§ **Aim of the exercise**
Locate the lines that hold the string "FFFFFF". Copy every such line.

§ **Stored records**

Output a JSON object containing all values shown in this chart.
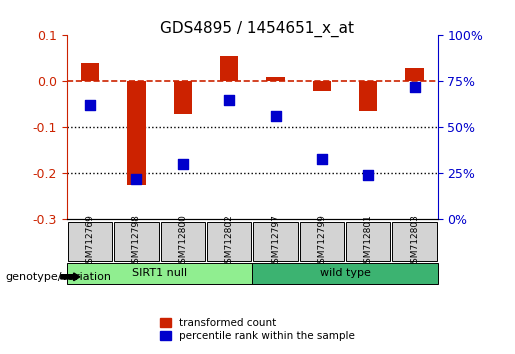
{
  "title": "GDS4895 / 1454651_x_at",
  "samples": [
    "GSM712769",
    "GSM712798",
    "GSM712800",
    "GSM712802",
    "GSM712797",
    "GSM712799",
    "GSM712801",
    "GSM712803"
  ],
  "red_bars": [
    0.04,
    -0.225,
    -0.07,
    0.055,
    0.01,
    -0.02,
    -0.065,
    0.03
  ],
  "blue_dots": [
    -0.075,
    -0.175,
    -0.14,
    -0.06,
    -0.09,
    -0.13,
    -0.195,
    -0.015
  ],
  "blue_dots_pct": [
    62,
    22,
    30,
    65,
    56,
    33,
    24,
    72
  ],
  "groups": [
    {
      "label": "SIRT1 null",
      "start": 0,
      "end": 4,
      "color": "#90EE90"
    },
    {
      "label": "wild type",
      "start": 4,
      "end": 8,
      "color": "#32CD32"
    }
  ],
  "ylim_left": [
    -0.3,
    0.1
  ],
  "ylim_right": [
    0,
    100
  ],
  "yticks_left": [
    -0.3,
    -0.2,
    -0.1,
    0.0,
    0.1
  ],
  "yticks_right": [
    0,
    25,
    50,
    75,
    100
  ],
  "ytick_right_labels": [
    "0%",
    "25%",
    "50%",
    "75%",
    "100%"
  ],
  "bar_color": "#CC2200",
  "dot_color": "#0000CC",
  "hline_color": "#CC2200",
  "dotted_line_color": "#000000",
  "dotted_lines": [
    -0.1,
    -0.2
  ],
  "legend_red_label": "transformed count",
  "legend_blue_label": "percentile rank within the sample",
  "genotype_label": "genotype/variation",
  "group_bar_color_1": "#90EE90",
  "group_bar_color_2": "#3CB371",
  "bar_width": 0.4,
  "dot_size": 60,
  "background_color": "#FFFFFF",
  "plot_bg": "#FFFFFF"
}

§ **Solution to the exercise**
  "background_color": "#FFFFFF",
  "plot_bg": "#FFFFFF"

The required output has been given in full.